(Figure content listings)

>> Start

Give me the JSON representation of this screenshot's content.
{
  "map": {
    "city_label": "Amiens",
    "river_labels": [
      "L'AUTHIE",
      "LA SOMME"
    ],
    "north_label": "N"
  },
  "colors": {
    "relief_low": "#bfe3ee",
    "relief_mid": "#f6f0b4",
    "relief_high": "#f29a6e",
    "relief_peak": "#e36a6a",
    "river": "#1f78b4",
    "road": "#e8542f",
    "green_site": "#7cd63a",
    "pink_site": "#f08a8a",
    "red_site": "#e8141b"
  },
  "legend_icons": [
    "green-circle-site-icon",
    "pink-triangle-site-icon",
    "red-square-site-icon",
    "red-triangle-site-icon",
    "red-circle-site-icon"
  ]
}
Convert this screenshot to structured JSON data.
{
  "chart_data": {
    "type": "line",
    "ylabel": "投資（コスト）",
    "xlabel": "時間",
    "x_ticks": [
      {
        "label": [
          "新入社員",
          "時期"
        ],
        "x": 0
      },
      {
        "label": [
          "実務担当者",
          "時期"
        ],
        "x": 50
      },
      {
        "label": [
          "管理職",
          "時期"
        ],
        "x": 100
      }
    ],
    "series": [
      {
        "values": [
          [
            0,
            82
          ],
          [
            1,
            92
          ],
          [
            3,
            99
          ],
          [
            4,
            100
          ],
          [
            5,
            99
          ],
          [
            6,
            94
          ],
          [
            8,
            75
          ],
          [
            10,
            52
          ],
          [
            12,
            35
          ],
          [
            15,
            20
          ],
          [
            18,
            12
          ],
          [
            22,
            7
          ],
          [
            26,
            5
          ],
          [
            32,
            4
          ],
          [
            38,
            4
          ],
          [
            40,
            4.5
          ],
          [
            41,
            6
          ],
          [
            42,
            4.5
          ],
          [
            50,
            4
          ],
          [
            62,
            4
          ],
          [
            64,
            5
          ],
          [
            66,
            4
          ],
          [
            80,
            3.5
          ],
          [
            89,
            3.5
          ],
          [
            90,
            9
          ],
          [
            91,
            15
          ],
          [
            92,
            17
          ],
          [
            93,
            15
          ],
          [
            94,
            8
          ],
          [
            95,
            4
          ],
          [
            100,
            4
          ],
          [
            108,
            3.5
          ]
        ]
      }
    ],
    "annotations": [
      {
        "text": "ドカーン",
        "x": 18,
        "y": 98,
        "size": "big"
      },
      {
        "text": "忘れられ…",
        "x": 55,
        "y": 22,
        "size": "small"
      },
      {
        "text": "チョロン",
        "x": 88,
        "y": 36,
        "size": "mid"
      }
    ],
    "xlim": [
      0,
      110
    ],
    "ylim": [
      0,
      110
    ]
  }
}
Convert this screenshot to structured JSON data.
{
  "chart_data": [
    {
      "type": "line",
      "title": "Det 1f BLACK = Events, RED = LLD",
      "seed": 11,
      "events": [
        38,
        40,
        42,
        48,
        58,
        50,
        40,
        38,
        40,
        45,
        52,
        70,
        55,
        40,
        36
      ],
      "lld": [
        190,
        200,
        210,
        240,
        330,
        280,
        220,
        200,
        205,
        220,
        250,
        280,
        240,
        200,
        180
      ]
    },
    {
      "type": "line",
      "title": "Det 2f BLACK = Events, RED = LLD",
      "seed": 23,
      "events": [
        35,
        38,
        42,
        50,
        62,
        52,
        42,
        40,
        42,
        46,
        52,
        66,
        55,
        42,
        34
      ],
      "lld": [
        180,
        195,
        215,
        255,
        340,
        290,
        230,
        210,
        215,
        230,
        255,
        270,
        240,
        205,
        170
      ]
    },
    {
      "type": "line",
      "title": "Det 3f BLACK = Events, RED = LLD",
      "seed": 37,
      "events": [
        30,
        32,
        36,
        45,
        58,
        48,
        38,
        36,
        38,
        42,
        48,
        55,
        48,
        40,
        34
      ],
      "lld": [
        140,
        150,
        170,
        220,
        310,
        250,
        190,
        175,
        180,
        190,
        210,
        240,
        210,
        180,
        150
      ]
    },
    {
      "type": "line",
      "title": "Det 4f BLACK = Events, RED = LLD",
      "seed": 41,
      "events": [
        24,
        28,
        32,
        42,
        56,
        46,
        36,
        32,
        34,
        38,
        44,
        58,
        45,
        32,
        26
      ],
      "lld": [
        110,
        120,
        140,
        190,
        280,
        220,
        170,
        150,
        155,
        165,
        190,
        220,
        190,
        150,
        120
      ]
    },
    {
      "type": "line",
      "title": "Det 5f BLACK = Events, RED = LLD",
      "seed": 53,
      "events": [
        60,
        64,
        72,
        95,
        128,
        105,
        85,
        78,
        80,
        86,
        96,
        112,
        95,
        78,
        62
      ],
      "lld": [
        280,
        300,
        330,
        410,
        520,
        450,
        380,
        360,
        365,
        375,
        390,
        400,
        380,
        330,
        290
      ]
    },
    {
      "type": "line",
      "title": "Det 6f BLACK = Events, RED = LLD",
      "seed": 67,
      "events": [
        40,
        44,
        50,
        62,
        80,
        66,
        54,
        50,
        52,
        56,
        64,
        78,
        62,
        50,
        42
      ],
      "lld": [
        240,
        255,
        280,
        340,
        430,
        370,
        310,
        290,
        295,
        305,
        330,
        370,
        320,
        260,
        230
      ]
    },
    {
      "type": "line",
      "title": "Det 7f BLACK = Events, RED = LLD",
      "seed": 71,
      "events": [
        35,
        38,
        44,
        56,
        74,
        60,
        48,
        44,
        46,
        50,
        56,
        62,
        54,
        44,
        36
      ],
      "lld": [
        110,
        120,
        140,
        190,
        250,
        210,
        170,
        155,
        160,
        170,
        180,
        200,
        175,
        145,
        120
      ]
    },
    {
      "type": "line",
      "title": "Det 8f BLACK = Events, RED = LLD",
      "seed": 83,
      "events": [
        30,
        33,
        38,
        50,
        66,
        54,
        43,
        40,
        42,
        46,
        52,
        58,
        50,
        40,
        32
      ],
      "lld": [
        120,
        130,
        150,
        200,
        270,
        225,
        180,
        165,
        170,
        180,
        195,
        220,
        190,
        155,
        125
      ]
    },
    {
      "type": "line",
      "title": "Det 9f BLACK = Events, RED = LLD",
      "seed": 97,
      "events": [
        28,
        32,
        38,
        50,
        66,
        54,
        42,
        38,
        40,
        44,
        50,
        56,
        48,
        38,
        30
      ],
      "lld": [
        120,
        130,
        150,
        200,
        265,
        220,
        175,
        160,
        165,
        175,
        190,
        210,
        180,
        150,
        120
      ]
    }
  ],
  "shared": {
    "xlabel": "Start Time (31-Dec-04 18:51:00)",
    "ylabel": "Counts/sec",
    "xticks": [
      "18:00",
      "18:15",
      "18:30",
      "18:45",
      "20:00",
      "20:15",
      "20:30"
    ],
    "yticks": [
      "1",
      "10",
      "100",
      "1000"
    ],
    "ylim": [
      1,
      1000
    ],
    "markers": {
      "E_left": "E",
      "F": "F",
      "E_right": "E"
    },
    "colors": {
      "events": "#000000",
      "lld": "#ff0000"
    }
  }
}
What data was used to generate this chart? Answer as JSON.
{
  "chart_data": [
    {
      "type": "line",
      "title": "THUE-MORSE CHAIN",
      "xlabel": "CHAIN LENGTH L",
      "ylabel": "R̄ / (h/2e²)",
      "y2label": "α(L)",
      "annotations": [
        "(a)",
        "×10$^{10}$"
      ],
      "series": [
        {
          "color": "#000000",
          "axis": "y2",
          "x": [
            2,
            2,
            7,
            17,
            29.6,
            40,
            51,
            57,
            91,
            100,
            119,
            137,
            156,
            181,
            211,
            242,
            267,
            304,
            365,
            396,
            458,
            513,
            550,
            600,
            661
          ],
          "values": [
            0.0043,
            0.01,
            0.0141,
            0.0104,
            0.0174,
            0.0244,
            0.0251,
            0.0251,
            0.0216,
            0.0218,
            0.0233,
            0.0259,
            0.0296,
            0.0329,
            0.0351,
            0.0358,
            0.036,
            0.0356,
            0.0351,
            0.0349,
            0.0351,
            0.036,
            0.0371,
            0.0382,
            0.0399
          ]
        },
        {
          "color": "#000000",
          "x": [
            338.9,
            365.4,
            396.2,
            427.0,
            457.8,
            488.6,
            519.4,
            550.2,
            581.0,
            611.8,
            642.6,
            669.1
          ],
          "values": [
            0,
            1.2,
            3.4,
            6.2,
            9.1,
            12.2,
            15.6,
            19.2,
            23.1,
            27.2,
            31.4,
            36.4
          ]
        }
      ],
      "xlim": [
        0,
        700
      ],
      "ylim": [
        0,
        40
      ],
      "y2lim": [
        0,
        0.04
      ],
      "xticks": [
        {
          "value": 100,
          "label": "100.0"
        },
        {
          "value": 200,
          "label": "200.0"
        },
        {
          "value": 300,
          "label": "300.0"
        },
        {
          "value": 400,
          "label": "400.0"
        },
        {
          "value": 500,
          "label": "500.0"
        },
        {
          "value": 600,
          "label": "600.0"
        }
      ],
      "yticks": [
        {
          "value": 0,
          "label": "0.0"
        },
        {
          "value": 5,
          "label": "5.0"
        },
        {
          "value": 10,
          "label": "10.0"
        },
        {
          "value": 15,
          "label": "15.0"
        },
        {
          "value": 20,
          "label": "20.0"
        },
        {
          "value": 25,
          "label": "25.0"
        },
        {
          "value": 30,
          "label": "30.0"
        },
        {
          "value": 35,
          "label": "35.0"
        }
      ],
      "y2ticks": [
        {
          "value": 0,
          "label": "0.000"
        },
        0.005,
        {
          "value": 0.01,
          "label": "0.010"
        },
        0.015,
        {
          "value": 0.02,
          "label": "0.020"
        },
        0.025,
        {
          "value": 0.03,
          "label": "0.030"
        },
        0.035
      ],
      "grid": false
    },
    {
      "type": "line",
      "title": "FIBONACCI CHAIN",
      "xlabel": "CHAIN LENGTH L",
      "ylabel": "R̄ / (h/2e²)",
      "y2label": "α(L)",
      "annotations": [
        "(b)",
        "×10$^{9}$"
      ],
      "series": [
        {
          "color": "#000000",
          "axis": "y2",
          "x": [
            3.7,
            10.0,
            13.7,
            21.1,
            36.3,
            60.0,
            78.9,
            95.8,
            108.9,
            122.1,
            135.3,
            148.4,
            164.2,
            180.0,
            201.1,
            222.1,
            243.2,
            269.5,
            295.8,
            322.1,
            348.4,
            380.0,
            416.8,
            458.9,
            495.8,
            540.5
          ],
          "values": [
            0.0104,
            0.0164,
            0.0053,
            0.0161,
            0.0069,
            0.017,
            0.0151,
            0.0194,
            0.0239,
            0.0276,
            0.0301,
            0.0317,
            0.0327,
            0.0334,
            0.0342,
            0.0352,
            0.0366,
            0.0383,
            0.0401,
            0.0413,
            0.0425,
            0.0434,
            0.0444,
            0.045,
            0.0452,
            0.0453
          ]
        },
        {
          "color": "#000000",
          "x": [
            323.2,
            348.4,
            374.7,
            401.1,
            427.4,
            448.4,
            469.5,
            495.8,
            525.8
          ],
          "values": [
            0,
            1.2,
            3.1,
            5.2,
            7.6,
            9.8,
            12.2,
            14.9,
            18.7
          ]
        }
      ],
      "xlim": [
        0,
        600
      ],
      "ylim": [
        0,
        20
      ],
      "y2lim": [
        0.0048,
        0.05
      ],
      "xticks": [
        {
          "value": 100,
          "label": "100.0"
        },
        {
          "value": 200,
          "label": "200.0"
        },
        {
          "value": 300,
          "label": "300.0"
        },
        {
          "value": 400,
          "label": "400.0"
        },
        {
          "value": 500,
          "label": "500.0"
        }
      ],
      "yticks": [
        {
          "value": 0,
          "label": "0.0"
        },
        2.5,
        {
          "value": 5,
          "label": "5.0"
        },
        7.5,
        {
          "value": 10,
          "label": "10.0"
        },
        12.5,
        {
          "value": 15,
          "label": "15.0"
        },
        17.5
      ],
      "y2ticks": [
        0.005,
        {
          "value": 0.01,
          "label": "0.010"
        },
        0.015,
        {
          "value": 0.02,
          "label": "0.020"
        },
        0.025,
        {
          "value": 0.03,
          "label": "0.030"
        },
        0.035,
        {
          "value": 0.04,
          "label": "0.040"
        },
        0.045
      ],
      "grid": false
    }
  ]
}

>> End

**Written exercise:**
Work through the listing above and report how many lines include the string "seed", with no other text.

**Answer to this exercise:**
9